Task list:
1. Copy the shy-puppy advice below word for word. Begin at the words "I don't think" and stop after "easy does it.".
2. In the shy-puppy advice below, which game is given as an example of a confidence building game?

===== Page excerpt =====

I don't think your little dog is ready for a class situation. I'd not push it because an unpleasant association with other dogs (being over whelmed) can sour him forever. Find a neighbor or friend with a calm, friendly dog and go for a walk or play in your yard. See how your pup does and if fine, find another dog. One or two...keep it low key and as he grows, a class might be fine. Only as he's comfortable with one, then two, add another to the experience. You can't reinforce fear or timidity by comforting the dog. It reassures him. Just encourage a little bit and let his own temperament set the pace. Socialization is really important but it must not be done in such a way as to over whelm or frighten him. It will back fire on you. So, steady but easy does it.

As far as class for learning how to teach him things...well, you can do that at home. And try a class later on if he gets out of this shyness.

If it were me, even though the fee was non refundable, I wouldn't take my puppy into the midst of a situation where he is frightened or over whelmed. It can make for life long problems.

You can look online for some confidence building games. For example, tug is a good one. Try not to have to take things from him too often...set the environment up so you don't have to. That can make him less apt to retrieve or give you things. And when you play tug, he needs to learn to "give" and "take." Retrieving and other obedience stuff you can do at home. All these things can build his confidence if done using positive (progressive) methods.


----------

===== Data records =====

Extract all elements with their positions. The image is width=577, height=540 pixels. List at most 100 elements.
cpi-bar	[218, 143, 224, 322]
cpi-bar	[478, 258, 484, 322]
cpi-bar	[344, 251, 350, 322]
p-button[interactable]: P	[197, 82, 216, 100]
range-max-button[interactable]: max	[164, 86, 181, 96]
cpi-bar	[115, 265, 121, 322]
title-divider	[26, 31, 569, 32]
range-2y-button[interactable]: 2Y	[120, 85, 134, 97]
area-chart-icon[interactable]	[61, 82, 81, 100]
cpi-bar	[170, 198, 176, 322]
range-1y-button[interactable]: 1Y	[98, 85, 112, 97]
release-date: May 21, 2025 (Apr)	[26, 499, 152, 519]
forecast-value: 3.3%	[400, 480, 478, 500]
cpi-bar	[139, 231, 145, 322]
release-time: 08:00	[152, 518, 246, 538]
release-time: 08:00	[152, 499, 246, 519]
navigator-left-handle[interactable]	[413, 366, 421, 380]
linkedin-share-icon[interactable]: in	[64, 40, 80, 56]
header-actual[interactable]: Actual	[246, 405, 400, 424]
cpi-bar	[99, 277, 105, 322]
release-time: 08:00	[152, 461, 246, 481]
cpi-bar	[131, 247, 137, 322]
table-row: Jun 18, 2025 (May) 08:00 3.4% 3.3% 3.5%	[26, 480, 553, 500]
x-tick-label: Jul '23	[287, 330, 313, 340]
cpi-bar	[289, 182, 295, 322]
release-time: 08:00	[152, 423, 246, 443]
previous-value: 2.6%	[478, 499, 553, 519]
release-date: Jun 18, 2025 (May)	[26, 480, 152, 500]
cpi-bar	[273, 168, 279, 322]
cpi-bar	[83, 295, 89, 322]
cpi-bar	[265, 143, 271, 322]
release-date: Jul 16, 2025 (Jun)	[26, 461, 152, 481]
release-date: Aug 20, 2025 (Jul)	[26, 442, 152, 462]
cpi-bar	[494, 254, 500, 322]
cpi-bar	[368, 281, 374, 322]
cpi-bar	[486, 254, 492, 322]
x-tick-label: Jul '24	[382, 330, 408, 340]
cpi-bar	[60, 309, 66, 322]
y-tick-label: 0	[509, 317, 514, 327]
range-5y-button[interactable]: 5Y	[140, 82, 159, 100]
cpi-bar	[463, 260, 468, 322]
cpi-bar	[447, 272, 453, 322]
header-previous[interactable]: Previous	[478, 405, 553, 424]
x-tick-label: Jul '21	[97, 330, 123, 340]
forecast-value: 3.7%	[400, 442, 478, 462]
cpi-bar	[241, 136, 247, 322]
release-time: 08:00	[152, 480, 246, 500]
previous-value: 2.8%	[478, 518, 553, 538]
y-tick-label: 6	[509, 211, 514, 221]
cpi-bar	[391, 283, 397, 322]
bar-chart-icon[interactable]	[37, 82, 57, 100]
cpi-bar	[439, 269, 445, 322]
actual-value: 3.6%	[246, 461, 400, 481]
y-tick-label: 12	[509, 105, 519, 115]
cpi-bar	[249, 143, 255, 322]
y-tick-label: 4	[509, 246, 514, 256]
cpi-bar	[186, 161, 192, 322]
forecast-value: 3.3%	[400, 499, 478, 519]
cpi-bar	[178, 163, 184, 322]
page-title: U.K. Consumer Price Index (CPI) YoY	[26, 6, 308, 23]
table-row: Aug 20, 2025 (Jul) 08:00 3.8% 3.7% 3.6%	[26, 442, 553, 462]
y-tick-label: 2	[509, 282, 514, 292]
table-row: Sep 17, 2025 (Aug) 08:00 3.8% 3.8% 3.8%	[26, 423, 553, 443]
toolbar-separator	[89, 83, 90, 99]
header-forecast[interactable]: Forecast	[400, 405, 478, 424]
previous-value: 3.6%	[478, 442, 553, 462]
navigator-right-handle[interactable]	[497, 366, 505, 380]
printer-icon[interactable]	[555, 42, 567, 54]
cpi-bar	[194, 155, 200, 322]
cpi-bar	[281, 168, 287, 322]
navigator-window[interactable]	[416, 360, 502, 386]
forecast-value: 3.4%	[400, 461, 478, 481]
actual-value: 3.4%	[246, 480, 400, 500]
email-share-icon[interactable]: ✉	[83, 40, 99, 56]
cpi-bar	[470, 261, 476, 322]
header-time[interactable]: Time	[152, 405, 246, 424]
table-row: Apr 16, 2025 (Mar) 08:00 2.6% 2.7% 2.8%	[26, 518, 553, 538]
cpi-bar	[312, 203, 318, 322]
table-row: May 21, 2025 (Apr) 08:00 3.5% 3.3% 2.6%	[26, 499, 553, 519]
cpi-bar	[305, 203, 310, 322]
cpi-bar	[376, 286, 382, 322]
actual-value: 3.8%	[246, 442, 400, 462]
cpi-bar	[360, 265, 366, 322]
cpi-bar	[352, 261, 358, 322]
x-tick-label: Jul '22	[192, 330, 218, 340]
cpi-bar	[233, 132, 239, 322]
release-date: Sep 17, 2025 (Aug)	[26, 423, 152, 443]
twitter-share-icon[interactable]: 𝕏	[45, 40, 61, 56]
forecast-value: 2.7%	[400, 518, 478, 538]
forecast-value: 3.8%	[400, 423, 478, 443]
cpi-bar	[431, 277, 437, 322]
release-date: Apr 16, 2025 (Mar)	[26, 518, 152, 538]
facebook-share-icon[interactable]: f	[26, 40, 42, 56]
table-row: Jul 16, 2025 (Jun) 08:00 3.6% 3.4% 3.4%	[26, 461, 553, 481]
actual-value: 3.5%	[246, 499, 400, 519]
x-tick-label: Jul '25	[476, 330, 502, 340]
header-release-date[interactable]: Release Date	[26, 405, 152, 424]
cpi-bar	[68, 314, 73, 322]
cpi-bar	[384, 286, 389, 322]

=====

Outputs for the tasks:
1.
I don't think your little dog is ready for a class situation. I'd not push it because an unpleasant association with other dogs (being over whelmed) can sour him forever. Find a neighbor or friend with a calm, friendly dog and go for a walk or play in your yard. See how your pup does and if fine, find another dog. One or two...keep it low key and as he grows, a class might be fine. Only as he's comfortable with one, then two, add another to the experience. You can't reinforce fear or timidity by comforting the dog. It reassures him. Just encourage a little bit and let his own temperament set the pace. Socialization is really important but it must not be done in such a way as to over whelm or frighten him. It will back fire on you. So, steady but easy does it.

2. Tug